## Input for this task
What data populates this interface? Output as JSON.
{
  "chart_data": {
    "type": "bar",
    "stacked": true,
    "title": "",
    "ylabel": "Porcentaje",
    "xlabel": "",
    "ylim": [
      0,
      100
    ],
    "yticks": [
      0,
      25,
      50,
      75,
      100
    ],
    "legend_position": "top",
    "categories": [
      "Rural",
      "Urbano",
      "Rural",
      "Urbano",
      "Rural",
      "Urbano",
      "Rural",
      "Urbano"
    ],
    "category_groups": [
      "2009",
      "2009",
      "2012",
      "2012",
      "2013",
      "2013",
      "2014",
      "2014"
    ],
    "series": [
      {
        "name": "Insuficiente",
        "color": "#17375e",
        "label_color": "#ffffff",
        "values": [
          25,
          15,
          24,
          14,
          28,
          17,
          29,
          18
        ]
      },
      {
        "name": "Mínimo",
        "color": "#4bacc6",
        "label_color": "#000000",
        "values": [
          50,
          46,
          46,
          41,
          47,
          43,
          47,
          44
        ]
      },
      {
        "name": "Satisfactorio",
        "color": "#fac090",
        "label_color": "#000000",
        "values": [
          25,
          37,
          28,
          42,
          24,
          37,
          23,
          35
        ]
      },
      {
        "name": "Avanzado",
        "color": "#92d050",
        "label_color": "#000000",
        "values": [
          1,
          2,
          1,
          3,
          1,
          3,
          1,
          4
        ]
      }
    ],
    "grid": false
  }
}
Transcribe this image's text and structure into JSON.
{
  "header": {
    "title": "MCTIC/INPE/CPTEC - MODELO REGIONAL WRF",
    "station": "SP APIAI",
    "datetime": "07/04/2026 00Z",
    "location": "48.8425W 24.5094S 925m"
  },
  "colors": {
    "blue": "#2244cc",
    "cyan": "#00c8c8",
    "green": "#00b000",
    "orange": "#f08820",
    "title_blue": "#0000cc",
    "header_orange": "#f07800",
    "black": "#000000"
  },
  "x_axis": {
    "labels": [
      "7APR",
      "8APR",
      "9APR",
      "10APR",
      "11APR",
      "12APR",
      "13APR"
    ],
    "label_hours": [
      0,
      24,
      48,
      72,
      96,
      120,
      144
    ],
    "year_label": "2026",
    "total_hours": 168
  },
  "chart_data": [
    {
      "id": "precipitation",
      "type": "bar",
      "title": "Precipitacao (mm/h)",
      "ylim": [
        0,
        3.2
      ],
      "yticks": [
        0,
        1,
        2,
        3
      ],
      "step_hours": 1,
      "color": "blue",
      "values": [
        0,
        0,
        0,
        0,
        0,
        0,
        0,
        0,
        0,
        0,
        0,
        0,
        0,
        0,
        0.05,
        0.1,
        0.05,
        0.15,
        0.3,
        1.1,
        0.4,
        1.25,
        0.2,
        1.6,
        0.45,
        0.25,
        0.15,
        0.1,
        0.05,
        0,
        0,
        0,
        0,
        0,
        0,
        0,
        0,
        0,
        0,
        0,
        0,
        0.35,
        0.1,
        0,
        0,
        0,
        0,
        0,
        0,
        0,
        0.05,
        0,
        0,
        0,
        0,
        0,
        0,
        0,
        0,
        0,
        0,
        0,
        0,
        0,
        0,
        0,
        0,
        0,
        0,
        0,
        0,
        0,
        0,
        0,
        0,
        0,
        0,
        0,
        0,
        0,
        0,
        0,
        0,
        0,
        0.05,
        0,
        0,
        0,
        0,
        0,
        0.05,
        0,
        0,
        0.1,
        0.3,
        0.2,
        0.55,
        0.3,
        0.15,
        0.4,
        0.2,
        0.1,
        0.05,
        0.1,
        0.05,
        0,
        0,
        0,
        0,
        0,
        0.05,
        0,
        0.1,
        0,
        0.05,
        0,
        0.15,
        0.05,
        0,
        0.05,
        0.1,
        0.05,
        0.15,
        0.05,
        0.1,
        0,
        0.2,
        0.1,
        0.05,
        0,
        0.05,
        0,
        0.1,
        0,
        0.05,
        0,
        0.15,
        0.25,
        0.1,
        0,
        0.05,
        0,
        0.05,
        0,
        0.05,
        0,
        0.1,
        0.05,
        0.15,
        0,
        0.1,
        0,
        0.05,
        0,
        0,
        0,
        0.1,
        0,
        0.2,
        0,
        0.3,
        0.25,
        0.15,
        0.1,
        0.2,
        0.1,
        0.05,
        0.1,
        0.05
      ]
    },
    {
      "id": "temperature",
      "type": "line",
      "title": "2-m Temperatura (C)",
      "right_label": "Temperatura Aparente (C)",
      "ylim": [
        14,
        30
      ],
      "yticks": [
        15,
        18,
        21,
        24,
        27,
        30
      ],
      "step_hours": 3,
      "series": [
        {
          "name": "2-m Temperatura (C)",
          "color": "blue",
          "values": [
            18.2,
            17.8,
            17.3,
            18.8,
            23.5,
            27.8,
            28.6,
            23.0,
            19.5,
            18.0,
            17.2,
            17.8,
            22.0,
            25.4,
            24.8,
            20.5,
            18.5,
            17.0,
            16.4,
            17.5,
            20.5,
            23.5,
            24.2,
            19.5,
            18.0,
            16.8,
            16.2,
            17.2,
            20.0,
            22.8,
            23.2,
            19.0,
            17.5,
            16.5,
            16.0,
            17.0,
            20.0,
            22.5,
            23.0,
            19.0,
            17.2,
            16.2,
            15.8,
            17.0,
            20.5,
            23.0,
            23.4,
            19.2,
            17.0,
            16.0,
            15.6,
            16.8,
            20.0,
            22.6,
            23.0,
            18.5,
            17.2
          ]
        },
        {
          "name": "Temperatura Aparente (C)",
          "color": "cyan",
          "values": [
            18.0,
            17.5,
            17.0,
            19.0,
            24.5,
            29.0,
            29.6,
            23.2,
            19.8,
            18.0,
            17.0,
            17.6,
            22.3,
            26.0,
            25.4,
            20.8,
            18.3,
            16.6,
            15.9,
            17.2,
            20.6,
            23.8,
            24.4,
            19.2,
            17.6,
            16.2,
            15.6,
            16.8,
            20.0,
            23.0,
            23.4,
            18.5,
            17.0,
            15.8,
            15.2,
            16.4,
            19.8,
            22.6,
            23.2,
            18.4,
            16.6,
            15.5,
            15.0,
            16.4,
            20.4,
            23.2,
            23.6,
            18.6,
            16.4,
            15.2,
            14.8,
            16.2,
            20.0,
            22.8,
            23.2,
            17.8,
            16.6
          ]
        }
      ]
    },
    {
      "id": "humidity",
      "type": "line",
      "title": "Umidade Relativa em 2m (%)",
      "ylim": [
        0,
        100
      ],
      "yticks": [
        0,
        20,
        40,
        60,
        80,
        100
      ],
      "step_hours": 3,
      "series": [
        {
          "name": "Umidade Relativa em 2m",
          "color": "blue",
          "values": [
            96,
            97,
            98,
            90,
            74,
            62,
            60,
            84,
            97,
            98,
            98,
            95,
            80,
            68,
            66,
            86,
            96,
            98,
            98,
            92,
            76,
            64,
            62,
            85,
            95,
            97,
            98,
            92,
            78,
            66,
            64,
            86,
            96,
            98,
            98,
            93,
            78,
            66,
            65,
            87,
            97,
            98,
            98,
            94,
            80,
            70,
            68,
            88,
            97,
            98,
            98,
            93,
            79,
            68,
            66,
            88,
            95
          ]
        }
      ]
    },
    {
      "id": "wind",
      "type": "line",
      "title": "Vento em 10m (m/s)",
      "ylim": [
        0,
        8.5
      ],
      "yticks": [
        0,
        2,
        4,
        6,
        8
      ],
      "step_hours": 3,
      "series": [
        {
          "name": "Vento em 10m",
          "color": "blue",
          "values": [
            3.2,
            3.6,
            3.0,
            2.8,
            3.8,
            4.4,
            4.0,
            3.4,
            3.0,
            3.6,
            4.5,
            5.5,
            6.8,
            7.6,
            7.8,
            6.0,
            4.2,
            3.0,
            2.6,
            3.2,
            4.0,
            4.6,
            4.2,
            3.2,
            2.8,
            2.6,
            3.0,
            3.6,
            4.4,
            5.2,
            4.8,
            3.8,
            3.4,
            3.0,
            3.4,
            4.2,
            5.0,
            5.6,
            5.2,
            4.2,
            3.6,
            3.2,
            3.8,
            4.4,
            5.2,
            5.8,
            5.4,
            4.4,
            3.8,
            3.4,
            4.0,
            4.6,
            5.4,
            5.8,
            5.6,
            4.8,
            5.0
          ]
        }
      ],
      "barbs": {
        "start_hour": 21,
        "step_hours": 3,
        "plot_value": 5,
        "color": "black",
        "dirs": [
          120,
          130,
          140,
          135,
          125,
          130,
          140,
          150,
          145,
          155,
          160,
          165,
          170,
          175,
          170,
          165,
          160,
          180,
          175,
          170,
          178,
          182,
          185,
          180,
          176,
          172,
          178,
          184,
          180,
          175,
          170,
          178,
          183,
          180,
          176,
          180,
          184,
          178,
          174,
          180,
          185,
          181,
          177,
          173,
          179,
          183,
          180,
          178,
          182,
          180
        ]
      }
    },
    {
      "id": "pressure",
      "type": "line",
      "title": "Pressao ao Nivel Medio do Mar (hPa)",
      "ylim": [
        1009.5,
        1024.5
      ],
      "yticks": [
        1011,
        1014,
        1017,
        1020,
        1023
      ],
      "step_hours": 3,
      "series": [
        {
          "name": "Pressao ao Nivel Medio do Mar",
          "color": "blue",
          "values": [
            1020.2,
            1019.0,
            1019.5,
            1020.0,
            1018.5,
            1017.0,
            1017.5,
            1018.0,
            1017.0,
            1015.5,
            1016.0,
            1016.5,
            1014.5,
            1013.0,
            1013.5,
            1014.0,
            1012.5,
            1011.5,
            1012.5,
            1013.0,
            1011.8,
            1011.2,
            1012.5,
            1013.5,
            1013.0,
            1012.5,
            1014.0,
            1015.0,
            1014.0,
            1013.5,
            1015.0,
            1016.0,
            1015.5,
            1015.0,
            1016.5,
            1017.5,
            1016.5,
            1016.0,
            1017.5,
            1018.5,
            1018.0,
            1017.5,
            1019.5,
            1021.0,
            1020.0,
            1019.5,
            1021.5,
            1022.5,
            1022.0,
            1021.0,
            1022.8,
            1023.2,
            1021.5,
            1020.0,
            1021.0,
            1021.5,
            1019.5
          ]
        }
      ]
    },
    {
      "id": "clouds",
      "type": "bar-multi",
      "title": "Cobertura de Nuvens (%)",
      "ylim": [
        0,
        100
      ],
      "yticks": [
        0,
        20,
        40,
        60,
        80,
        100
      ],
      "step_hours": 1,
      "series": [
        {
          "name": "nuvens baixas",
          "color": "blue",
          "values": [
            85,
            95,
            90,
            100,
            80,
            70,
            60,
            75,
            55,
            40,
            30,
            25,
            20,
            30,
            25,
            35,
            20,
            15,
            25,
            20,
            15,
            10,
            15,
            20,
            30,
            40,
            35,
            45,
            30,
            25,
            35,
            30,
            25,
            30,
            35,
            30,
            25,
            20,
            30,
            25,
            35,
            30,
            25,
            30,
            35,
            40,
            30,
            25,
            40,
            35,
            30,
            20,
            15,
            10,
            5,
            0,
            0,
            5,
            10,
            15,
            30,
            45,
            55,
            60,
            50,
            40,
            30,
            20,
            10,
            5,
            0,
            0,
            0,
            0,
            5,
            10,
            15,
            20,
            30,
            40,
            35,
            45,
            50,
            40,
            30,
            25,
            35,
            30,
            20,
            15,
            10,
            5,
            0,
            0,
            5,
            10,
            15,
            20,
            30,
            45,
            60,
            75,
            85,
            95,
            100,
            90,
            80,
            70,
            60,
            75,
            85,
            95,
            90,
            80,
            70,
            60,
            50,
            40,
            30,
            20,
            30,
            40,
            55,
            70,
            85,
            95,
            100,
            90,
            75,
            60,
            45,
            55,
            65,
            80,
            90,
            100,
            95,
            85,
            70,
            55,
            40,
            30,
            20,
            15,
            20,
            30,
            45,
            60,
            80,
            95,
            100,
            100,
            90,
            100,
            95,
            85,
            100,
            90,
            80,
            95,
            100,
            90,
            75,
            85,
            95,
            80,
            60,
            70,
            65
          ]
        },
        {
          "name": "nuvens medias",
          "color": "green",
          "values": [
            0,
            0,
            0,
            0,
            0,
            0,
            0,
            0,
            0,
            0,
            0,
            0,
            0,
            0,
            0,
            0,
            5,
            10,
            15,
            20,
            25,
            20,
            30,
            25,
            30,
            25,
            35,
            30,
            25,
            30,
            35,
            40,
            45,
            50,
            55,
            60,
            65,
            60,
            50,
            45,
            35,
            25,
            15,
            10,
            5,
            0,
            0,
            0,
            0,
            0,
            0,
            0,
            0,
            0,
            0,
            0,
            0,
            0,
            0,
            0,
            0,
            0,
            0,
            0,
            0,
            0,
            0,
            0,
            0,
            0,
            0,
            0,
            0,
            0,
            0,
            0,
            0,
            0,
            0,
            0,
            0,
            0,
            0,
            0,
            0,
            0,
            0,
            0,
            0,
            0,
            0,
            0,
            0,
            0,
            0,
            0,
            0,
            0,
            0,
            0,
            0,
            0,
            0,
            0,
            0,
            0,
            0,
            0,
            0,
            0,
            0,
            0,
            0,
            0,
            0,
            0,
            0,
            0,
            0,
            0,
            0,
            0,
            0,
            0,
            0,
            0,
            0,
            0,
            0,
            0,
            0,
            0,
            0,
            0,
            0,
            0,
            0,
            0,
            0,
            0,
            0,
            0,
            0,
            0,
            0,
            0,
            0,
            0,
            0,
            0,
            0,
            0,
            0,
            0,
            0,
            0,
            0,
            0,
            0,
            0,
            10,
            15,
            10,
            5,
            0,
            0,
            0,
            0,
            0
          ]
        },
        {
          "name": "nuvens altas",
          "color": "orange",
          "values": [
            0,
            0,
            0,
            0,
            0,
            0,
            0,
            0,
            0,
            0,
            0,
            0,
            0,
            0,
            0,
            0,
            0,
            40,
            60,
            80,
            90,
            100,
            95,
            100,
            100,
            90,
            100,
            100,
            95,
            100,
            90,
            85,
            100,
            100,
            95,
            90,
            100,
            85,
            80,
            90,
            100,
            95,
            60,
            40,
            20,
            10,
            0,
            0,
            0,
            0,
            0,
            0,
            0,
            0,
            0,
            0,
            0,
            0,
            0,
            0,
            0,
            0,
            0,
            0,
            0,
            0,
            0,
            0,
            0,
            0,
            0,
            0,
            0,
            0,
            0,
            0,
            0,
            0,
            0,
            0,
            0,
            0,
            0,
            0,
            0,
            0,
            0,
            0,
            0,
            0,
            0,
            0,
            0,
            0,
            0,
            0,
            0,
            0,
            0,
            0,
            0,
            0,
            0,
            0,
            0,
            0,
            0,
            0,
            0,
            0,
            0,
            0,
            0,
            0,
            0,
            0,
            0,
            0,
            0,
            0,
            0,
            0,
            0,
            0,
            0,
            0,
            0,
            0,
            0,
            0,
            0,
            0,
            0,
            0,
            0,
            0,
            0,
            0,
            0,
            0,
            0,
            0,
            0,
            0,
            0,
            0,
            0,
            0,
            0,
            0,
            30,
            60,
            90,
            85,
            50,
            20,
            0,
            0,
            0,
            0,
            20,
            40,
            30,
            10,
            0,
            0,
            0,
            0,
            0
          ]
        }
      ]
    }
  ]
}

## Written request
Select the lines that carry the string "JSON" and copy them.

## Solved exercise
What data populates this interface? Output as JSON.
Transcribe this image's text and structure into JSON.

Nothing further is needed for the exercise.